Entries>
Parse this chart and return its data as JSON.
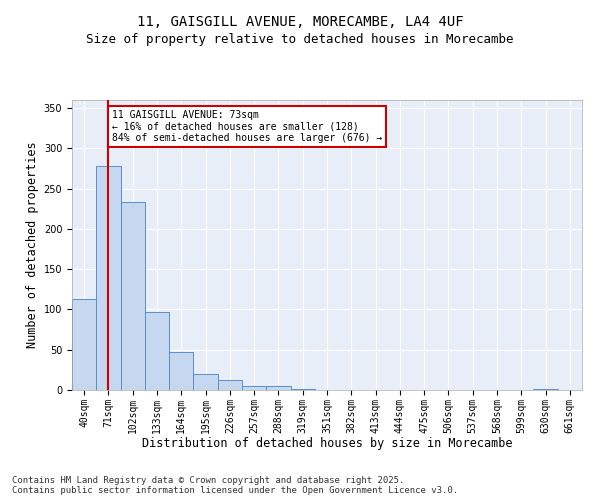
{
  "title1": "11, GAISGILL AVENUE, MORECAMBE, LA4 4UF",
  "title2": "Size of property relative to detached houses in Morecambe",
  "xlabel": "Distribution of detached houses by size in Morecambe",
  "ylabel": "Number of detached properties",
  "categories": [
    "40sqm",
    "71sqm",
    "102sqm",
    "133sqm",
    "164sqm",
    "195sqm",
    "226sqm",
    "257sqm",
    "288sqm",
    "319sqm",
    "351sqm",
    "382sqm",
    "413sqm",
    "444sqm",
    "475sqm",
    "506sqm",
    "537sqm",
    "568sqm",
    "599sqm",
    "630sqm",
    "661sqm"
  ],
  "values": [
    113,
    278,
    233,
    97,
    47,
    20,
    12,
    5,
    5,
    1,
    0,
    0,
    0,
    0,
    0,
    0,
    0,
    0,
    0,
    1,
    0
  ],
  "bar_color": "#c5d8f0",
  "bar_edge_color": "#5b8fc9",
  "vline_x": 1,
  "vline_color": "#cc0000",
  "annotation_text": "11 GAISGILL AVENUE: 73sqm\n← 16% of detached houses are smaller (128)\n84% of semi-detached houses are larger (676) →",
  "annotation_box_color": "#ffffff",
  "annotation_box_edge_color": "#cc0000",
  "ylim": [
    0,
    360
  ],
  "yticks": [
    0,
    50,
    100,
    150,
    200,
    250,
    300,
    350
  ],
  "background_color": "#e8eef8",
  "footer1": "Contains HM Land Registry data © Crown copyright and database right 2025.",
  "footer2": "Contains public sector information licensed under the Open Government Licence v3.0.",
  "title_fontsize": 10,
  "subtitle_fontsize": 9,
  "tick_fontsize": 7,
  "label_fontsize": 8.5,
  "footer_fontsize": 6.5
}
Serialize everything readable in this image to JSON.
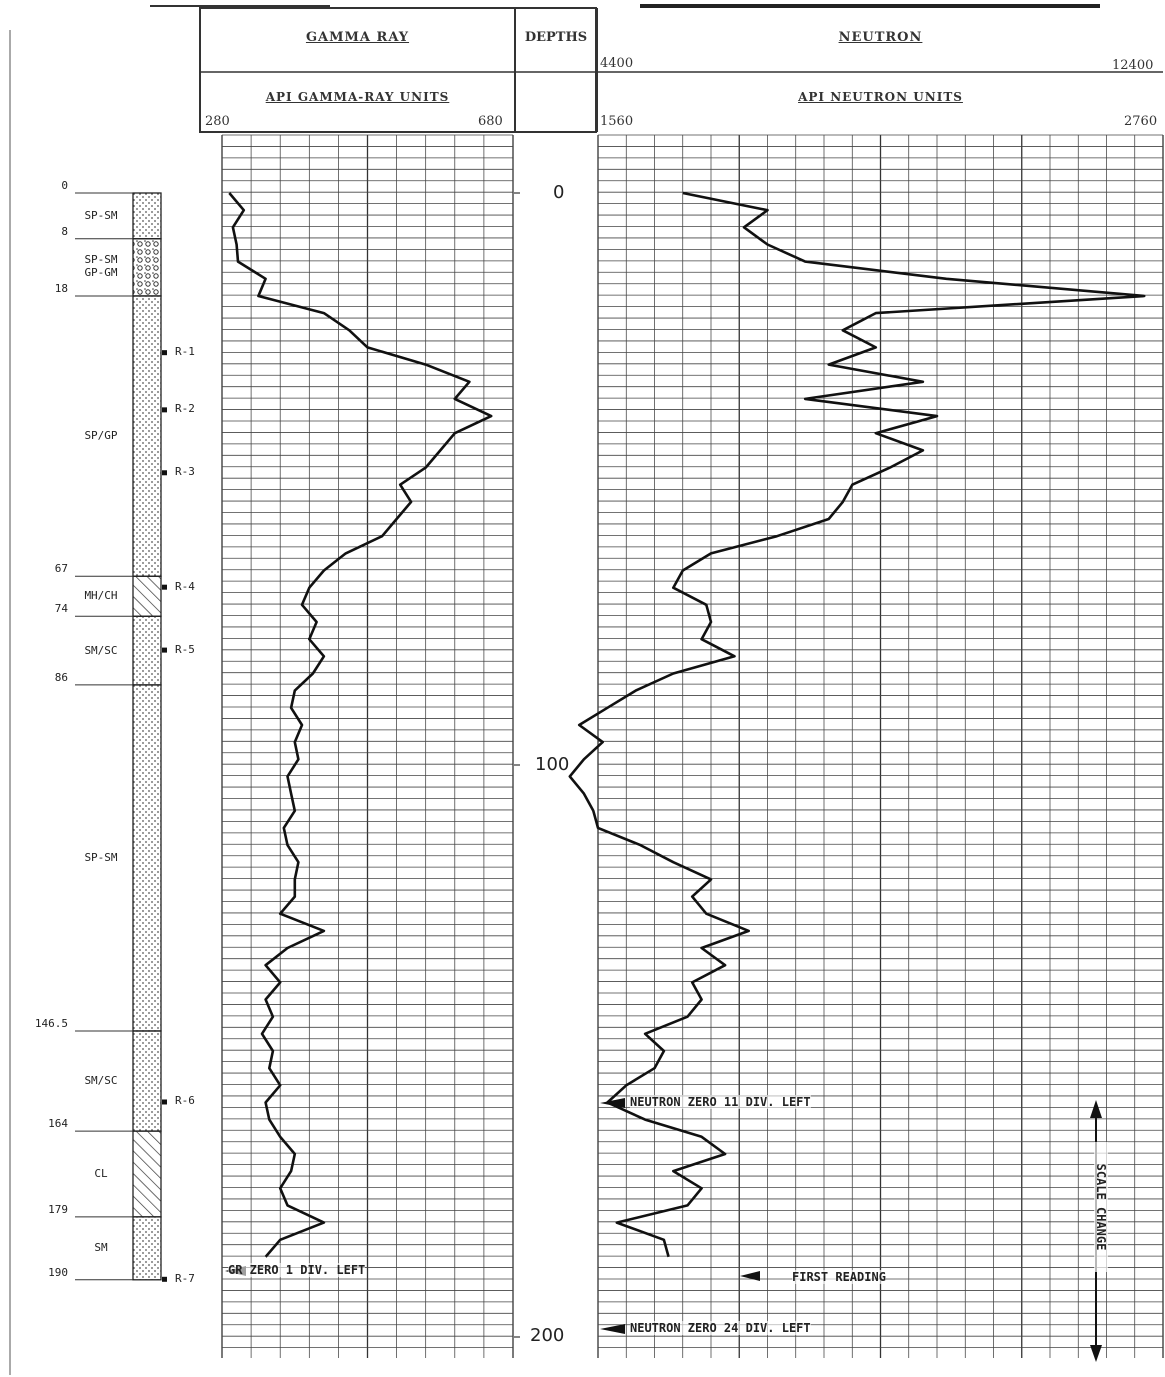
{
  "headers": {
    "gamma_title": "GAMMA RAY",
    "gamma_units": "API GAMMA-RAY UNITS",
    "gamma_min": "280",
    "gamma_max": "680",
    "depths_title": "DEPTHS",
    "neutron_title": "NEUTRON",
    "neutron_units": "API NEUTRON UNITS",
    "neutron_top_min": "4400",
    "neutron_top_max": "12400",
    "neutron_min": "1560",
    "neutron_max": "2760"
  },
  "depth_labels": [
    "0",
    "100",
    "200"
  ],
  "annotations": {
    "gr_zero": "GR ZERO 1 DIV. LEFT",
    "neutron_zero_1": "NEUTRON ZERO 11 DIV. LEFT",
    "first_reading": "FIRST READING",
    "neutron_zero_2": "NEUTRON ZERO 24 DIV. LEFT",
    "scale_change": "SCALE CHANGE"
  },
  "lithology": {
    "depths": [
      "0",
      "8",
      "18",
      "67",
      "74",
      "86",
      "146.5",
      "164",
      "179",
      "190"
    ],
    "units": [
      {
        "label": "SP-SM",
        "top": 0,
        "bottom": 8,
        "pattern": "dots"
      },
      {
        "label": "SP-SM\nGP-GM",
        "top": 8,
        "bottom": 18,
        "pattern": "gravel"
      },
      {
        "label": "SP/GP",
        "top": 18,
        "bottom": 67,
        "pattern": "dots"
      },
      {
        "label": "MH/CH",
        "top": 67,
        "bottom": 74,
        "pattern": "hatch"
      },
      {
        "label": "SM/SC",
        "top": 74,
        "bottom": 86,
        "pattern": "dots"
      },
      {
        "label": "SP-SM",
        "top": 86,
        "bottom": 146.5,
        "pattern": "dots"
      },
      {
        "label": "SM/SC",
        "top": 146.5,
        "bottom": 164,
        "pattern": "dots"
      },
      {
        "label": "CL",
        "top": 164,
        "bottom": 179,
        "pattern": "hatch"
      },
      {
        "label": "SM",
        "top": 179,
        "bottom": 190,
        "pattern": "dots"
      }
    ],
    "samples": [
      {
        "label": "R-1",
        "depth": 28
      },
      {
        "label": "R-2",
        "depth": 38
      },
      {
        "label": "R-3",
        "depth": 49
      },
      {
        "label": "R-4",
        "depth": 69
      },
      {
        "label": "R-5",
        "depth": 80
      },
      {
        "label": "R-6",
        "depth": 159
      },
      {
        "label": "R-7",
        "depth": 190
      }
    ]
  },
  "chart_data": {
    "type": "line",
    "ylabel": "DEPTHS",
    "ylim": [
      0,
      200
    ],
    "y_ticks": [
      0,
      100,
      200
    ],
    "series": [
      {
        "name": "GAMMA RAY",
        "xlim": [
          280,
          680
        ],
        "depth": [
          0,
          3,
          6,
          9,
          12,
          15,
          18,
          21,
          24,
          27,
          30,
          33,
          36,
          39,
          42,
          45,
          48,
          51,
          54,
          57,
          60,
          63,
          66,
          69,
          72,
          75,
          78,
          81,
          84,
          87,
          90,
          93,
          96,
          99,
          102,
          105,
          108,
          111,
          114,
          117,
          120,
          123,
          126,
          129,
          132,
          135,
          138,
          141,
          144,
          147,
          150,
          153,
          156,
          159,
          162,
          165,
          168,
          171,
          174,
          177,
          180,
          183,
          186
        ],
        "values": [
          290,
          310,
          295,
          300,
          302,
          340,
          330,
          420,
          455,
          480,
          560,
          620,
          600,
          650,
          600,
          580,
          560,
          525,
          540,
          520,
          500,
          450,
          420,
          400,
          390,
          410,
          400,
          420,
          405,
          380,
          375,
          390,
          380,
          385,
          370,
          375,
          380,
          365,
          370,
          385,
          380,
          380,
          360,
          420,
          370,
          340,
          360,
          340,
          350,
          335,
          350,
          345,
          360,
          340,
          345,
          360,
          380,
          375,
          360,
          370,
          420,
          360,
          340
        ]
      },
      {
        "name": "NEUTRON",
        "xlim": [
          1560,
          2760
        ],
        "depth": [
          0,
          3,
          6,
          9,
          12,
          15,
          18,
          21,
          24,
          27,
          30,
          33,
          36,
          39,
          42,
          45,
          48,
          51,
          54,
          57,
          60,
          63,
          66,
          69,
          72,
          75,
          78,
          81,
          84,
          87,
          90,
          93,
          96,
          99,
          102,
          105,
          108,
          111,
          114,
          117,
          120,
          123,
          126,
          129,
          132,
          135,
          138,
          141,
          144,
          147,
          150,
          153,
          156,
          159,
          162,
          165,
          168,
          171,
          174,
          177,
          180,
          183,
          186
        ],
        "values": [
          1740,
          1920,
          1870,
          1920,
          2000,
          2300,
          2720,
          2150,
          2080,
          2150,
          2050,
          2250,
          2000,
          2280,
          2150,
          2250,
          2180,
          2100,
          2080,
          2050,
          1940,
          1800,
          1740,
          1720,
          1790,
          1800,
          1780,
          1850,
          1720,
          1640,
          1580,
          1520,
          1570,
          1530,
          1500,
          1530,
          1550,
          1560,
          1650,
          1720,
          1800,
          1760,
          1790,
          1880,
          1780,
          1830,
          1760,
          1780,
          1750,
          1660,
          1700,
          1680,
          1620,
          1580,
          1660,
          1780,
          1830,
          1720,
          1780,
          1750,
          1600,
          1700,
          1710
        ]
      }
    ]
  }
}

Task goal>
Each record above should come back exactly the same, only without its pictures.

Written solution>
Parse this chart and return its data as JSON.
{
  "title1": "11, GAISGILL AVENUE, MORECAMBE, LA4 4UF",
  "title2": "Size of property relative to detached houses in Morecambe",
  "xlabel": "Distribution of detached houses by size in Morecambe",
  "ylabel": "Number of detached properties",
  "categories": [
    "40sqm",
    "71sqm",
    "102sqm",
    "133sqm",
    "164sqm",
    "195sqm",
    "226sqm",
    "257sqm",
    "288sqm",
    "319sqm",
    "351sqm",
    "382sqm",
    "413sqm",
    "444sqm",
    "475sqm",
    "506sqm",
    "537sqm",
    "568sqm",
    "599sqm",
    "630sqm",
    "661sqm"
  ],
  "values": [
    113,
    278,
    233,
    97,
    47,
    20,
    12,
    5,
    5,
    1,
    0,
    0,
    0,
    0,
    0,
    0,
    0,
    0,
    0,
    1,
    0
  ],
  "bar_color": "#c5d8f0",
  "bar_edge_color": "#5b8fc9",
  "vline_x": 1,
  "vline_color": "#cc0000",
  "annotation_text": "11 GAISGILL AVENUE: 73sqm\n← 16% of detached houses are smaller (128)\n84% of semi-detached houses are larger (676) →",
  "annotation_box_color": "#ffffff",
  "annotation_box_edge_color": "#cc0000",
  "ylim": [
    0,
    360
  ],
  "yticks": [
    0,
    50,
    100,
    150,
    200,
    250,
    300,
    350
  ],
  "background_color": "#e8eef8",
  "footer1": "Contains HM Land Registry data © Crown copyright and database right 2025.",
  "footer2": "Contains public sector information licensed under the Open Government Licence v3.0.",
  "title_fontsize": 10,
  "subtitle_fontsize": 9,
  "tick_fontsize": 7,
  "label_fontsize": 8.5,
  "footer_fontsize": 6.5
}
Serialize everything readable in this image to JSON.
{
  "headers": {
    "gamma_title": "GAMMA RAY",
    "gamma_units": "API GAMMA-RAY UNITS",
    "gamma_min": "280",
    "gamma_max": "680",
    "depths_title": "DEPTHS",
    "neutron_title": "NEUTRON",
    "neutron_units": "API NEUTRON UNITS",
    "neutron_top_min": "4400",
    "neutron_top_max": "12400",
    "neutron_min": "1560",
    "neutron_max": "2760"
  },
  "depth_labels": [
    "0",
    "100",
    "200"
  ],
  "annotations": {
    "gr_zero": "GR ZERO 1 DIV. LEFT",
    "neutron_zero_1": "NEUTRON ZERO 11 DIV. LEFT",
    "first_reading": "FIRST READING",
    "neutron_zero_2": "NEUTRON ZERO 24 DIV. LEFT",
    "scale_change": "SCALE CHANGE"
  },
  "lithology": {
    "depths": [
      "0",
      "8",
      "18",
      "67",
      "74",
      "86",
      "146.5",
      "164",
      "179",
      "190"
    ],
    "units": [
      {
        "label": "SP-SM",
        "top": 0,
        "bottom": 8,
        "pattern": "dots"
      },
      {
        "label": "SP-SM\nGP-GM",
        "top": 8,
        "bottom": 18,
        "pattern": "gravel"
      },
      {
        "label": "SP/GP",
        "top": 18,
        "bottom": 67,
        "pattern": "dots"
      },
      {
        "label": "MH/CH",
        "top": 67,
        "bottom": 74,
        "pattern": "hatch"
      },
      {
        "label": "SM/SC",
        "top": 74,
        "bottom": 86,
        "pattern": "dots"
      },
      {
        "label": "SP-SM",
        "top": 86,
        "bottom": 146.5,
        "pattern": "dots"
      },
      {
        "label": "SM/SC",
        "top": 146.5,
        "bottom": 164,
        "pattern": "dots"
      },
      {
        "label": "CL",
        "top": 164,
        "bottom": 179,
        "pattern": "hatch"
      },
      {
        "label": "SM",
        "top": 179,
        "bottom": 190,
        "pattern": "dots"
      }
    ],
    "samples": [
      {
        "label": "R-1",
        "depth": 28
      },
      {
        "label": "R-2",
        "depth": 38
      },
      {
        "label": "R-3",
        "depth": 49
      },
      {
        "label": "R-4",
        "depth": 69
      },
      {
        "label": "R-5",
        "depth": 80
      },
      {
        "label": "R-6",
        "depth": 159
      },
      {
        "label": "R-7",
        "depth": 190
      }
    ]
  },
  "chart_data": {
    "type": "line",
    "ylabel": "DEPTHS",
    "ylim": [
      0,
      200
    ],
    "y_ticks": [
      0,
      100,
      200
    ],
    "series": [
      {
        "name": "GAMMA RAY",
        "xlim": [
          280,
          680
        ],
        "depth": [
          0,
          3,
          6,
          9,
          12,
          15,
          18,
          21,
          24,
          27,
          30,
          33,
          36,
          39,
          42,
          45,
          48,
          51,
          54,
          57,
          60,
          63,
          66,
          69,
          72,
          75,
          78,
          81,
          84,
          87,
          90,
          93,
          96,
          99,
          102,
          105,
          108,
          111,
          114,
          117,
          120,
          123,
          126,
          129,
          132,
          135,
          138,
          141,
          144,
          147,
          150,
          153,
          156,
          159,
          162,
          165,
          168,
          171,
          174,
          177,
          180,
          183,
          186
        ],
        "values": [
          290,
          310,
          295,
          300,
          302,
          340,
          330,
          420,
          455,
          480,
          560,
          620,
          600,
          650,
          600,
          580,
          560,
          525,
          540,
          520,
          500,
          450,
          420,
          400,
          390,
          410,
          400,
          420,
          405,
          380,
          375,
          390,
          380,
          385,
          370,
          375,
          380,
          365,
          370,
          385,
          380,
          380,
          360,
          420,
          370,
          340,
          360,
          340,
          350,
          335,
          350,
          345,
          360,
          340,
          345,
          360,
          380,
          375,
          360,
          370,
          420,
          360,
          340
        ]
      },
      {
        "name": "NEUTRON",
        "xlim": [
          1560,
          2760
        ],
        "depth": [
          0,
          3,
          6,
          9,
          12,
          15,
          18,
          21,
          24,
          27,
          30,
          33,
          36,
          39,
          42,
          45,
          48,
          51,
          54,
          57,
          60,
          63,
          66,
          69,
          72,
          75,
          78,
          81,
          84,
          87,
          90,
          93,
          96,
          99,
          102,
          105,
          108,
          111,
          114,
          117,
          120,
          123,
          126,
          129,
          132,
          135,
          138,
          141,
          144,
          147,
          150,
          153,
          156,
          159,
          162,
          165,
          168,
          171,
          174,
          177,
          180,
          183,
          186
        ],
        "values": [
          1740,
          1920,
          1870,
          1920,
          2000,
          2300,
          2720,
          2150,
          2080,
          2150,
          2050,
          2250,
          2000,
          2280,
          2150,
          2250,
          2180,
          2100,
          2080,
          2050,
          1940,
          1800,
          1740,
          1720,
          1790,
          1800,
          1780,
          1850,
          1720,
          1640,
          1580,
          1520,
          1570,
          1530,
          1500,
          1530,
          1550,
          1560,
          1650,
          1720,
          1800,
          1760,
          1790,
          1880,
          1780,
          1830,
          1760,
          1780,
          1750,
          1660,
          1700,
          1680,
          1620,
          1580,
          1660,
          1780,
          1830,
          1720,
          1780,
          1750,
          1600,
          1700,
          1710
        ]
      }
    ]
  }
}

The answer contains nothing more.